● Exercise brief
Read through the lines below and copy the ones holding the string "bacteria".
━━━━━━━━━━━━━━━━━━━━━━━━━━━━━━
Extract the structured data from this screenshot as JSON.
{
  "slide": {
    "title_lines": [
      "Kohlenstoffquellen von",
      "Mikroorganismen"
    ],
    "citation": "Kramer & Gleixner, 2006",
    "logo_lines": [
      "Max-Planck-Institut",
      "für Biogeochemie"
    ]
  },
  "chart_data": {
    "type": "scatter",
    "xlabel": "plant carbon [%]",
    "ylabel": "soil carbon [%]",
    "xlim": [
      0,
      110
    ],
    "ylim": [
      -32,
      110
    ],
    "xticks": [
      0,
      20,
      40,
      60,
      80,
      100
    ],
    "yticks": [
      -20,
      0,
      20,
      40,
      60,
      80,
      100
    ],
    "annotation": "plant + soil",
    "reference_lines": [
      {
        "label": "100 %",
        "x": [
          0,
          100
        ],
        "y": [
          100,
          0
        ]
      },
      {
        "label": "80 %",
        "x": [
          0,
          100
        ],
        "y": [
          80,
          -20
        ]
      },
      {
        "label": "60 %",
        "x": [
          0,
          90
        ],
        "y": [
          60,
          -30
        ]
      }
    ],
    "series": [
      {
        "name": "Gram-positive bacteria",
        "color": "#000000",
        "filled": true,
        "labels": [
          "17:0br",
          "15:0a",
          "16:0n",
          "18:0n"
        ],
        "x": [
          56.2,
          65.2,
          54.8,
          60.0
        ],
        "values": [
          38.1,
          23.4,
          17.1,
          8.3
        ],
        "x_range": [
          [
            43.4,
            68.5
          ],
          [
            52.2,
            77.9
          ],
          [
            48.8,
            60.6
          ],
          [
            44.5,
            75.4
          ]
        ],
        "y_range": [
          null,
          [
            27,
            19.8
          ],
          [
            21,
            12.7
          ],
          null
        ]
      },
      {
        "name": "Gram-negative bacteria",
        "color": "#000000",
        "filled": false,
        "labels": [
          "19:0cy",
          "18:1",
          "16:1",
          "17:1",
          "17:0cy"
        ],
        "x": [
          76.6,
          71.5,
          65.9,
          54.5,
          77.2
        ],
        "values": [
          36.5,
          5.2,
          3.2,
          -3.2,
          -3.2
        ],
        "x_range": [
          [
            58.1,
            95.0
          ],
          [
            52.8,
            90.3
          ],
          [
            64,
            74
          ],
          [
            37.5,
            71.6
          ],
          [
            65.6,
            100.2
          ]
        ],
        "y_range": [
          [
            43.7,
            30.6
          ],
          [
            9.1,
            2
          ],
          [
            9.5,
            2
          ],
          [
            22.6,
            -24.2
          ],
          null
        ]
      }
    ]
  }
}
━━━━━━━━━━━━━━━━━━━━━━━━━━━━━━
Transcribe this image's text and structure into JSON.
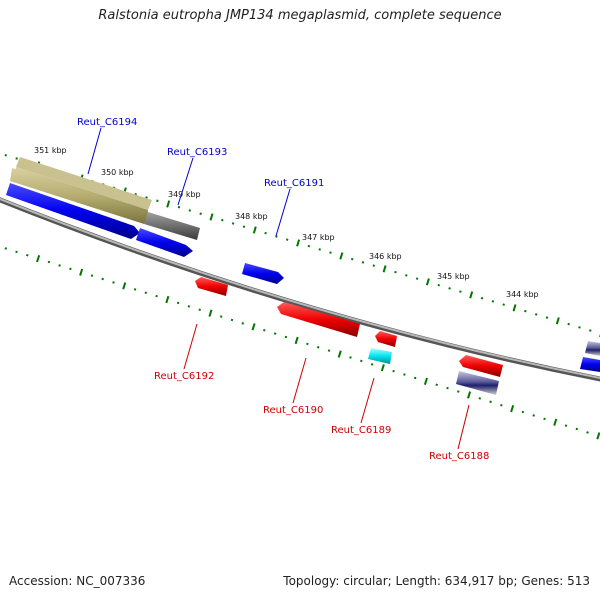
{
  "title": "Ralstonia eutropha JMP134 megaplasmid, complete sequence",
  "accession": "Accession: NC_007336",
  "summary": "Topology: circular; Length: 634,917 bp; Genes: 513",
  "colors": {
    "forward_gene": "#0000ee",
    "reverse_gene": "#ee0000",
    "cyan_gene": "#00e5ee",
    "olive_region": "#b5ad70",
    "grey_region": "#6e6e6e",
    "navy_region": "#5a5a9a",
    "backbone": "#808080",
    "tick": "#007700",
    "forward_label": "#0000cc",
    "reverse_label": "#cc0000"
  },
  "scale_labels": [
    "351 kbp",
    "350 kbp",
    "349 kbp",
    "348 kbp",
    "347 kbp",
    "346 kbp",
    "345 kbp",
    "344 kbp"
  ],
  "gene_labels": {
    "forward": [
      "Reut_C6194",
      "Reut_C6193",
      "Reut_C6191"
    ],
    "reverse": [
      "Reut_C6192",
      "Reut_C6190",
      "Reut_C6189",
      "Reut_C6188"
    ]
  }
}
━━━━━━━━━━━━━━━━━━━━━━━━━━━━━━
● The completed task
        "name": "Gram-positive bacteria",
        "name": "Gram-negative bacteria",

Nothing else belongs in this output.